- [PROBLEM SET]
a: In the PhD summary, condense the paragraph beginning "The aim of this PhD was" into a short bulleted list that keeps its main facts.
b: According to the PhD summary, how many blood culture bottles were collected at the hospital in Benin?

- [DOCUMENT EXCERPT]
-*-*-

Resistance of bacteria to antibiotics is a global public health challenge. Low-income or lower-middle-income countries, so-called “low-resource settings”, are disproportionally burdened by antibiotic resistance. However, reliable figures on the occurrence of antibiotic resistance in these settings are scarce, mainly because of limited availability of clinical bacteriology laboratories. As a result, bacterial infections often cannot be diagnosed, and the correct treatment cannot be instituted in time. The gap between high- and low-resource settings is widening; while richer countries use increasingly sophisticated technology, laboratories in low-resource settings often rely on traditional techniques, developed in the early half of the last century. However, the latest techniques are often too expensive for use in low-resource settings or not adapted to the environmental conditions in, for example, tropical countries.

The aim of this PhD was to identify the optimal methods and techniques for laboratory diagnosis of bacterial infections, with a focus on blood cultures. Blood cultures are important in the diagnosis of bloodstream infections, which require rapid initiation of the correct therapy (usually antibiotics). In high-resource settings, blood culture automates are used. These devices perform continuous detection of bacterial growth, enabling a fast result, but are rarely used in low-resource settings due to their cost. Therefore, we have concentrated on so-called "manual" blood culture techniques, which use visual detection of growth in the blood culture bottle.

In the first chapter of this PhD, we compared such manual blood culture bottles with automated systems, in terms of yield (percentage of grown bottles) and speed of growth. In this study, manual had the same yield as the automated system, with a comparable percentage of grown bottles, but the detection of the growth was slower. In the second chapter, a bacterial identification system for use in low-resource settings was evaluated. Overall, we found good performance of the system for identification of the most common pathogens in low-resource settings. However, the user-friendliness, robustness and storage conditions were inadequate for labs in low-resource settings. The concepts of traditional bacteriology were subsequently applied in two different settings: a hospital laboratory in the capital city of Cambodia and a hospital laboratory in a small village in Benin. In Cambodia, we found that earlier blind subculture (subculture of the blood culture bottle in the absence of visual signs of growth) led to faster growth detection and faster appearance of colonies on solid media. However, if the subculture was performed too early, growth of important pathogens could be missed.

In Benin, we implemented blood cultures in a small hospital in a semi-rural village. We collected 3353 blood culture bottles in patients presenting with fever and signs of severe infection. Most patients in this study were children < 15 years of age. We observed that bloodstream infections were frequent, and that most infections were caused by Klebsiella pneumoniaeSalmonella Typhi and Staphylococcus aureus. Among these bacteria, antibiotic resistance was common; we found considerable resistance against commonly used broad-spectrum antibiotics (third-generation cephalosporins) (12.8-77.6%, depending on the type of pathogen).

In summary, this PhD shows that traditional, manual techniques can still play a role in low-resource settings, and that, with good supervision, satisfactory results can be achieved even in difficult conditions. However, it is also clear that there is still room for improvement for these techniques, and diagnostic companies should focus more on this. Moreover, we were able to demonstrate that antibiotic resistance is higher than expected even in rural areas in West Africa. Further strengthening and support of bacteriology laboratories in low-resource settings is therefore a necessary and urgent strategy to put a stop to rising antibiotic resistance.

-*-*-

- [EXTRACTED ENTRIES]
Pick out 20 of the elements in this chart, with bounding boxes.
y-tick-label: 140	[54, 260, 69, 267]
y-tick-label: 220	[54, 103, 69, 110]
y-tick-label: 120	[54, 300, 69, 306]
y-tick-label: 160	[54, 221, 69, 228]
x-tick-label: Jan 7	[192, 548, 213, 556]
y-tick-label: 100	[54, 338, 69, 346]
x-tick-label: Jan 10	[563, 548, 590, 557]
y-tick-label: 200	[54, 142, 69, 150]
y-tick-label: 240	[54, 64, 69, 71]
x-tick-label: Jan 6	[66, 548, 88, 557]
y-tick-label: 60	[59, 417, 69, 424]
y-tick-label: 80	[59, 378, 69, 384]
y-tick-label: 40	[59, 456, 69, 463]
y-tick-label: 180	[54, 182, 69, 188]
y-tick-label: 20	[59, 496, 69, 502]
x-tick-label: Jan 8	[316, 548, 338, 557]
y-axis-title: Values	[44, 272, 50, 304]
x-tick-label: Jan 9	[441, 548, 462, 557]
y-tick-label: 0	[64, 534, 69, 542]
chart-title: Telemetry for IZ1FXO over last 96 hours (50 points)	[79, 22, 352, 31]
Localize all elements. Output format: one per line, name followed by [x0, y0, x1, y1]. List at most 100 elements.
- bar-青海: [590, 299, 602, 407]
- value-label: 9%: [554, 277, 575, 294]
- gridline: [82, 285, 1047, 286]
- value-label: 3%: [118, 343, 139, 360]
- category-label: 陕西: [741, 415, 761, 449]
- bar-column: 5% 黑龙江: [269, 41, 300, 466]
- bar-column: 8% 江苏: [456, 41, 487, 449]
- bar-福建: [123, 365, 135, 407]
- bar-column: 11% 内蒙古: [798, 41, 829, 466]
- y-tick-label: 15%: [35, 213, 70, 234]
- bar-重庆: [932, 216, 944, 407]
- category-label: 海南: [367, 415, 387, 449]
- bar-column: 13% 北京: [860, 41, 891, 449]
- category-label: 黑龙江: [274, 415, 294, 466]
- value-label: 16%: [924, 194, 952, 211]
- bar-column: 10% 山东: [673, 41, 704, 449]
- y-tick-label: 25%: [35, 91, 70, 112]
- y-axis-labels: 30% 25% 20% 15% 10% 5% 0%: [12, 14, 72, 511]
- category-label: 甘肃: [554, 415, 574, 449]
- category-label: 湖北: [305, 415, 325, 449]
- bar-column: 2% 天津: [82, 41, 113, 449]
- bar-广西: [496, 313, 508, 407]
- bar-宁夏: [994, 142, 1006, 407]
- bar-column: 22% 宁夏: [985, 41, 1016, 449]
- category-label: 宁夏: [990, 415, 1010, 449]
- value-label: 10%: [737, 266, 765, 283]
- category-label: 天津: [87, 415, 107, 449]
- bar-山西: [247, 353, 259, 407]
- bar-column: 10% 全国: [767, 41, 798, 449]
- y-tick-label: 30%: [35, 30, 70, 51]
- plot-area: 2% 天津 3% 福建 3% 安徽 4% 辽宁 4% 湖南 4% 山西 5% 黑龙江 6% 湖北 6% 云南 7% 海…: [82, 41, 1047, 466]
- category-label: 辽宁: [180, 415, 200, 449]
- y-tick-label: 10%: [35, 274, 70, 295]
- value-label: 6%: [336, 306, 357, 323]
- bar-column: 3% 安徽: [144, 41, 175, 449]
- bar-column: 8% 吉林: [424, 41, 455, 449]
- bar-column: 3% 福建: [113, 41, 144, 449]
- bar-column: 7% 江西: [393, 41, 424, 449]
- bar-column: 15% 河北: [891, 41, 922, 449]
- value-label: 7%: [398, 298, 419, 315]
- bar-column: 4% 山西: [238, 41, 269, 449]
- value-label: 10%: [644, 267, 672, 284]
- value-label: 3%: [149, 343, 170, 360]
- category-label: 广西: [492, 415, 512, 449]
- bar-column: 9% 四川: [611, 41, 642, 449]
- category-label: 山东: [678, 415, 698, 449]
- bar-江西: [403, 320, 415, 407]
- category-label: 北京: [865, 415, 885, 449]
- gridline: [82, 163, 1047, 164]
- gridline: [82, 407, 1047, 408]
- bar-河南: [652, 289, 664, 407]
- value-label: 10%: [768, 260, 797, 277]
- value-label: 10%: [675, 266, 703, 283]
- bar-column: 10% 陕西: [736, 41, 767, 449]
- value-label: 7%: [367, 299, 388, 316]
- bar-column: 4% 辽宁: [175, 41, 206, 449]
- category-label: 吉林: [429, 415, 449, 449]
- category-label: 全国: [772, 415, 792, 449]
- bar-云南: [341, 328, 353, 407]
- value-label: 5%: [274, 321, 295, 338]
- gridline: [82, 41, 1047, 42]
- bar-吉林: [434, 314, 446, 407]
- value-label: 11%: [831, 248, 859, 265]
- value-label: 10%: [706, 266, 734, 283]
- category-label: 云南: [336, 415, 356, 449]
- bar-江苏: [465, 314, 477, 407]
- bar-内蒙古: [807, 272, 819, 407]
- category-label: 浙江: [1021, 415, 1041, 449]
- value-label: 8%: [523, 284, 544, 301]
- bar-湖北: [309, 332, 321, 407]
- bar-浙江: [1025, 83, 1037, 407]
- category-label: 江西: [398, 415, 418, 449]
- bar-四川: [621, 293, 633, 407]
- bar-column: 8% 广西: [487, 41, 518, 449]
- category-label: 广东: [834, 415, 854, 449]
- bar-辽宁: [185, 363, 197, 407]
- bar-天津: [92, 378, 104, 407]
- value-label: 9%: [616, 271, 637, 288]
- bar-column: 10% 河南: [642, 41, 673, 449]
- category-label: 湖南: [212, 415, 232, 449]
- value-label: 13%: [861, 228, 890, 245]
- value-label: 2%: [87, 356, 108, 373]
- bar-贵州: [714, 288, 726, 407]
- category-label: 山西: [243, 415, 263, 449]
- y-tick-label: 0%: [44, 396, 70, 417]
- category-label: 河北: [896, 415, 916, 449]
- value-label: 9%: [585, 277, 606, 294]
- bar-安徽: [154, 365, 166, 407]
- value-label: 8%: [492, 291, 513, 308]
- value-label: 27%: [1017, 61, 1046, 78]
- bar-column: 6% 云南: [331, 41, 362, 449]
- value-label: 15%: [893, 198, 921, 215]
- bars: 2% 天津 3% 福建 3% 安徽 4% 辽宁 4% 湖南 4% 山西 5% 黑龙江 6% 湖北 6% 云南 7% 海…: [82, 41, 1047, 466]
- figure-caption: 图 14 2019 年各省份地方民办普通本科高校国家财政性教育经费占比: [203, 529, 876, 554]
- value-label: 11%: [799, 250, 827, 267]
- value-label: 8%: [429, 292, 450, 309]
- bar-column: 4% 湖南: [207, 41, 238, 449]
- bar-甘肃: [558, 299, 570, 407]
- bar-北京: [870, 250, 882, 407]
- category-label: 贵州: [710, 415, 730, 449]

-*-*-

- [RESPONSES TO THE TASKS]
a:
- Aim: identify the best laboratory methods for diagnosing bacterial infections, focusing on blood cultures.
- Blood cultures are key for diagnosing bloodstream infections, which need rapid correct therapy (usually antibiotics).
- High-resource settings use blood culture automates that continuously detect bacterial growth for fast results.
- Because of their cost, these devices are rarely used in low-resource settings.
- The work therefore focused on manual blood culture techniques, which rely on visual detection of growth in the bottle.

b: 3353 blood culture bottles.